• OBJECTIVE:
Every line that contains the word "this" should be copied out.

• ENTRIES PROVIDED:

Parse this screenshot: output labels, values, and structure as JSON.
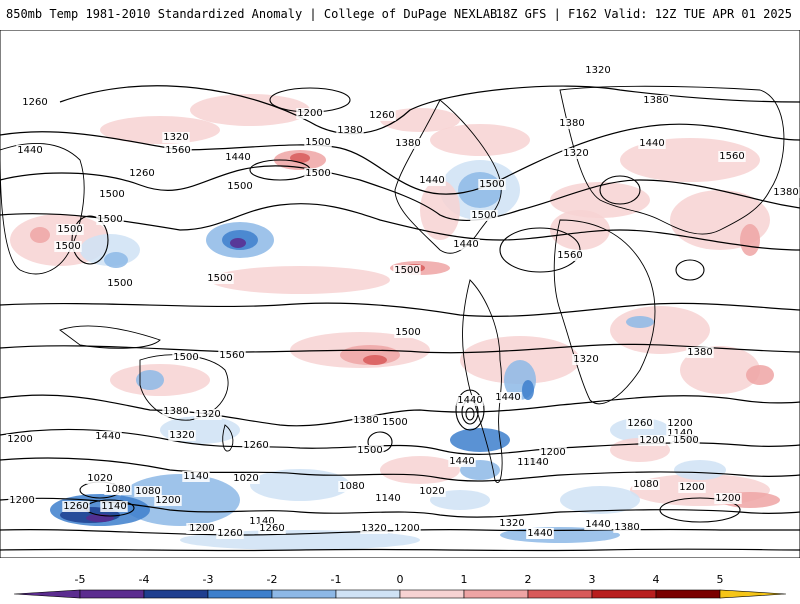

--

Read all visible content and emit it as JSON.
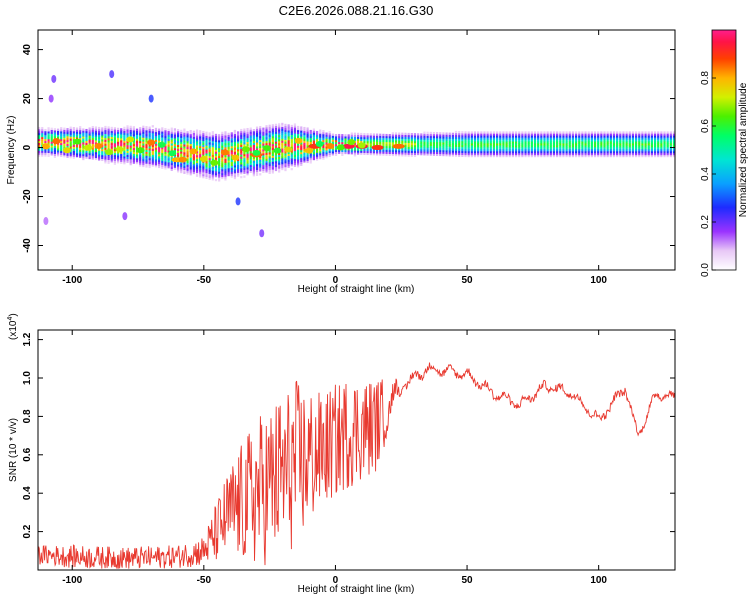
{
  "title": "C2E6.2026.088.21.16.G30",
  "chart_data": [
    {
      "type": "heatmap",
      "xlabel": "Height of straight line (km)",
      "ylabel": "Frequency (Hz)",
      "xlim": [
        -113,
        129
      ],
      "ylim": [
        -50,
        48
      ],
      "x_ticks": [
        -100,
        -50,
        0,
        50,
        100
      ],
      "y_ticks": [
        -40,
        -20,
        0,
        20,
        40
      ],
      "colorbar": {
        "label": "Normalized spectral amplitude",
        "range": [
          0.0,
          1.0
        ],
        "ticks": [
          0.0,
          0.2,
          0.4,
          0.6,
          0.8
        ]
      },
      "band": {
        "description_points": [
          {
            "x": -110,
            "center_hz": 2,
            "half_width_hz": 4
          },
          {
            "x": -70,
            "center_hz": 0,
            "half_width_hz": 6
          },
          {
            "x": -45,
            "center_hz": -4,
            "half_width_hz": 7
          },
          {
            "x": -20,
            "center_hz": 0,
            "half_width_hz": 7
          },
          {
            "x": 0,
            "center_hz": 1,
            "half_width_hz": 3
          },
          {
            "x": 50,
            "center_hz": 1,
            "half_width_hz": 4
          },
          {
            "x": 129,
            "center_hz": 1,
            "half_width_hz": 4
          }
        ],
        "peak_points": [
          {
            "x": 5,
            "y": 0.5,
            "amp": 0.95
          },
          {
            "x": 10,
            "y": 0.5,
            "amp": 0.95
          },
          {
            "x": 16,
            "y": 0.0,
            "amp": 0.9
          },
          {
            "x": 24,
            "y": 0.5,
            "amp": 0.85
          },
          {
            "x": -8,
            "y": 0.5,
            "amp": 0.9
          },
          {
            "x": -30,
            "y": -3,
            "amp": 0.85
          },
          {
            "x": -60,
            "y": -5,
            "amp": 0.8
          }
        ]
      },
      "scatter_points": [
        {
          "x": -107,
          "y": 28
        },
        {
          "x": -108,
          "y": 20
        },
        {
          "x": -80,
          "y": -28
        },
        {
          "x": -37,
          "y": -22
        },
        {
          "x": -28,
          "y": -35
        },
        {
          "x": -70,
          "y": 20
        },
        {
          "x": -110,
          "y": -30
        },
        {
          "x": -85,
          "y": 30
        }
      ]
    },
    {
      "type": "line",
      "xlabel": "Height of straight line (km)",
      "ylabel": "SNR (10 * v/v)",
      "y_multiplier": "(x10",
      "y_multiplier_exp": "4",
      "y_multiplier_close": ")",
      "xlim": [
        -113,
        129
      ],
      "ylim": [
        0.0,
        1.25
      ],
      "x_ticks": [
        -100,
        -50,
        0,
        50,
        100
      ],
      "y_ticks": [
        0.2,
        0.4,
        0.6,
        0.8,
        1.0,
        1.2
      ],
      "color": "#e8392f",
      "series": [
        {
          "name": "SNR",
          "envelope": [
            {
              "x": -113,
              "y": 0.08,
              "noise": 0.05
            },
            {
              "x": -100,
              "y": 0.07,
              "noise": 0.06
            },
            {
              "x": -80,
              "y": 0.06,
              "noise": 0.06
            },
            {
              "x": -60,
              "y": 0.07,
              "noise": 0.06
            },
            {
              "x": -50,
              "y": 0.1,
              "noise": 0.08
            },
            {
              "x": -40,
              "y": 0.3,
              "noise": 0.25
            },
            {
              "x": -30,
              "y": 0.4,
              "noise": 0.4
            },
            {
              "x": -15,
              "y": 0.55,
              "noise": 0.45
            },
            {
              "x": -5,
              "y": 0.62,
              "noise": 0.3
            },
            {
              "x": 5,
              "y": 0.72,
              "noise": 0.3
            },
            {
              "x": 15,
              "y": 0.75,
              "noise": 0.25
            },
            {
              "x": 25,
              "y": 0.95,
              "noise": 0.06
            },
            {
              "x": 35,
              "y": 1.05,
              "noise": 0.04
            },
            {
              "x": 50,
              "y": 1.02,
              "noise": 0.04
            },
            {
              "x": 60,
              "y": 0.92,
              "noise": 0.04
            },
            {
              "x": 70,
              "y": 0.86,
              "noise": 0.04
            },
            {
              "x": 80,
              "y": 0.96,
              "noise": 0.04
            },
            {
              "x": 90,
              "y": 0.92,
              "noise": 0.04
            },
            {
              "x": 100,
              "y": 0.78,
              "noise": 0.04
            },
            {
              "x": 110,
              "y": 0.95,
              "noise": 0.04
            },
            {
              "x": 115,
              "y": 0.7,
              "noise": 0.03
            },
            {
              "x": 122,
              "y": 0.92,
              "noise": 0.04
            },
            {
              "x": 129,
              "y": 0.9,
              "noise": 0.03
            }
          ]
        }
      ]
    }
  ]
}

==

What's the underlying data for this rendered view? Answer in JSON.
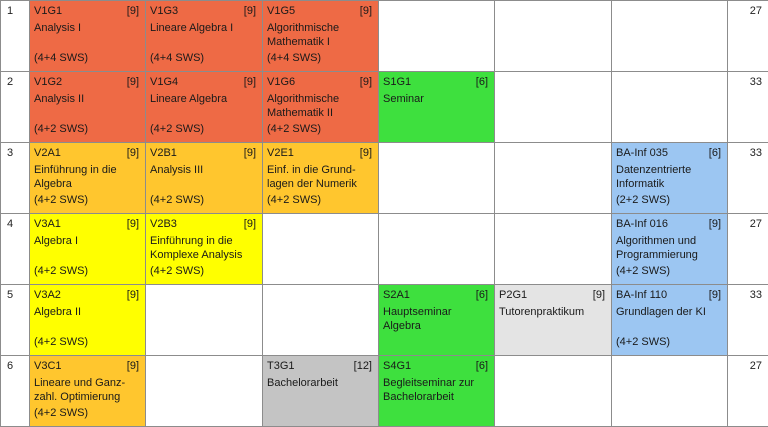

• ANSWER TO THE TASK:
Parse this screenshot: output labels, values, and structure as JSON.
What's the underlying data for this rendered view? Answer in JSON.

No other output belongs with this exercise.